__PROBLEM__
Look for the string "name" in every line, and copy each line that has it.

__DATA IN THIS EXERCISE__
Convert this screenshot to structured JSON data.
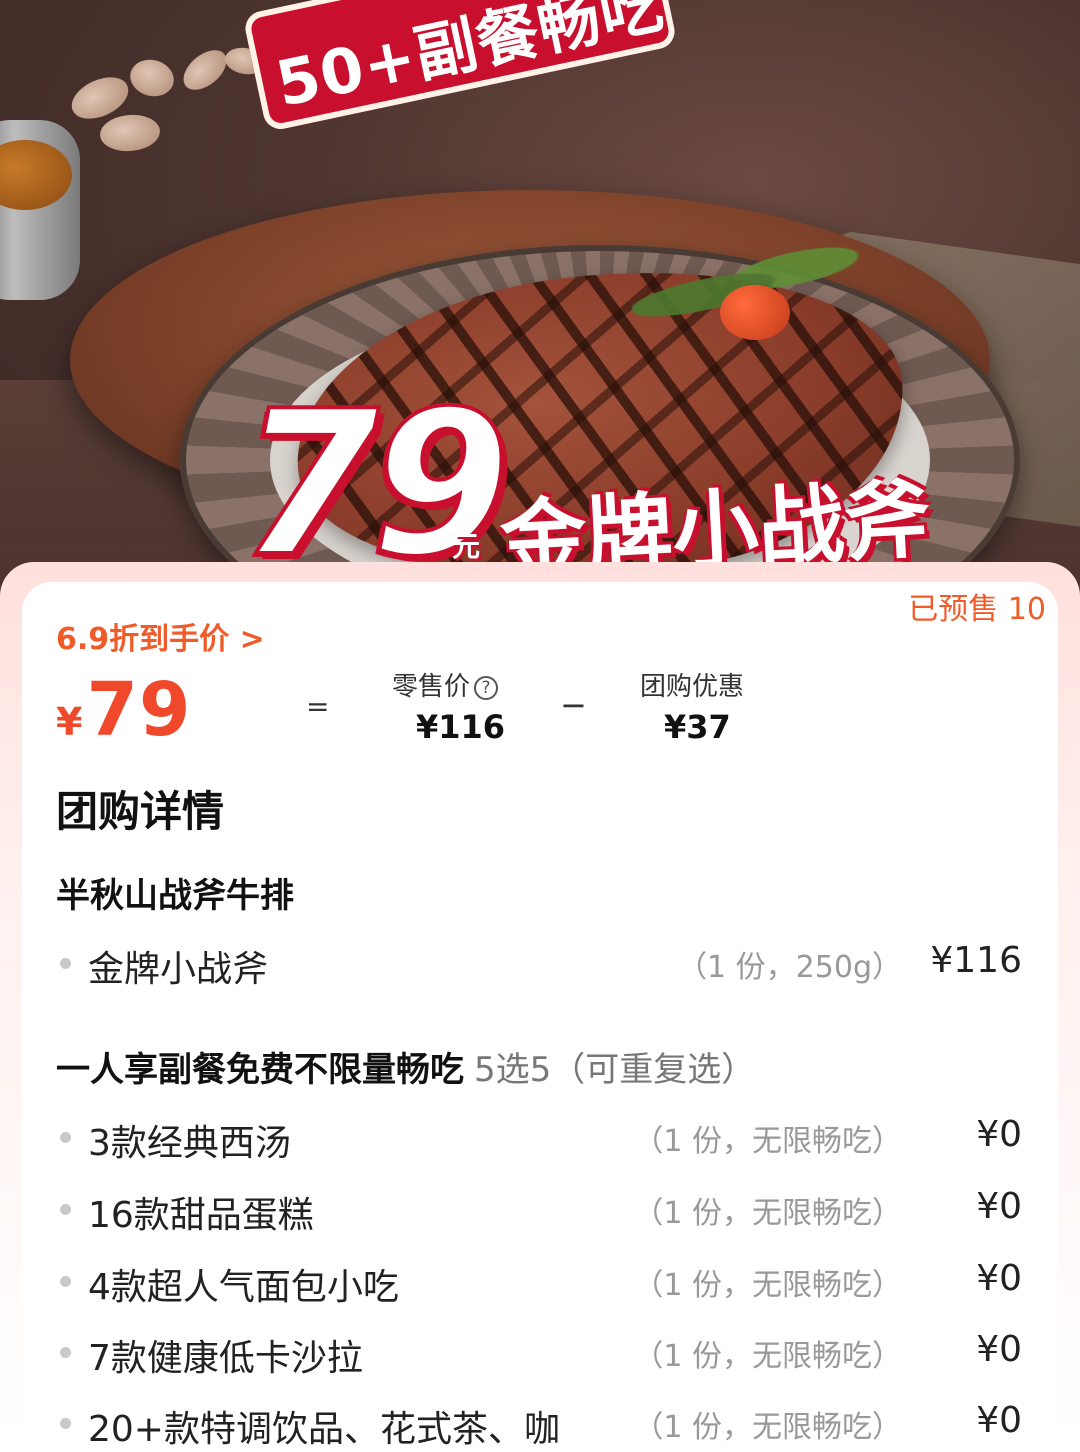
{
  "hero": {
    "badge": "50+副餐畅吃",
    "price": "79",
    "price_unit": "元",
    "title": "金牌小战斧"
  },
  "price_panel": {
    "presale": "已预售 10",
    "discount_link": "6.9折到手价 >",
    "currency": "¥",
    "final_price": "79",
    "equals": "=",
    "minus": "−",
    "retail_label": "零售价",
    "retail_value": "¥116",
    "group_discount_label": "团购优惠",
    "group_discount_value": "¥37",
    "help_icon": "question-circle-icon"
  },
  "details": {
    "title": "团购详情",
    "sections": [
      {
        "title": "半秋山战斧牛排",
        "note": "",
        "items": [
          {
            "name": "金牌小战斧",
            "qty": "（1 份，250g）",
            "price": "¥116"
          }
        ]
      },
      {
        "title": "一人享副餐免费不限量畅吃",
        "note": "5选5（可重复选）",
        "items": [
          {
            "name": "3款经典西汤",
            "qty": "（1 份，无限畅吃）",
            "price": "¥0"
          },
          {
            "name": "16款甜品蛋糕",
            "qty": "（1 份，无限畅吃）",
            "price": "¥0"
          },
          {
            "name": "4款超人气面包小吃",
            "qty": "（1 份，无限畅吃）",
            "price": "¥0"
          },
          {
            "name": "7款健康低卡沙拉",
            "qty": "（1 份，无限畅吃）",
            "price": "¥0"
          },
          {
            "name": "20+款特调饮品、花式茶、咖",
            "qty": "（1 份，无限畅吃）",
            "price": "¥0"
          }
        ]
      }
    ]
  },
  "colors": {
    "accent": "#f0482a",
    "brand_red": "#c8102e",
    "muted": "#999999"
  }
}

__TASK RESPONSE__
            "name": "金牌小战斧",
            "name": "3款经典西汤",
            "name": "16款甜品蛋糕",
            "name": "4款超人气面包小吃",
            "name": "7款健康低卡沙拉",
            "name": "20+款特调饮品、花式茶、咖",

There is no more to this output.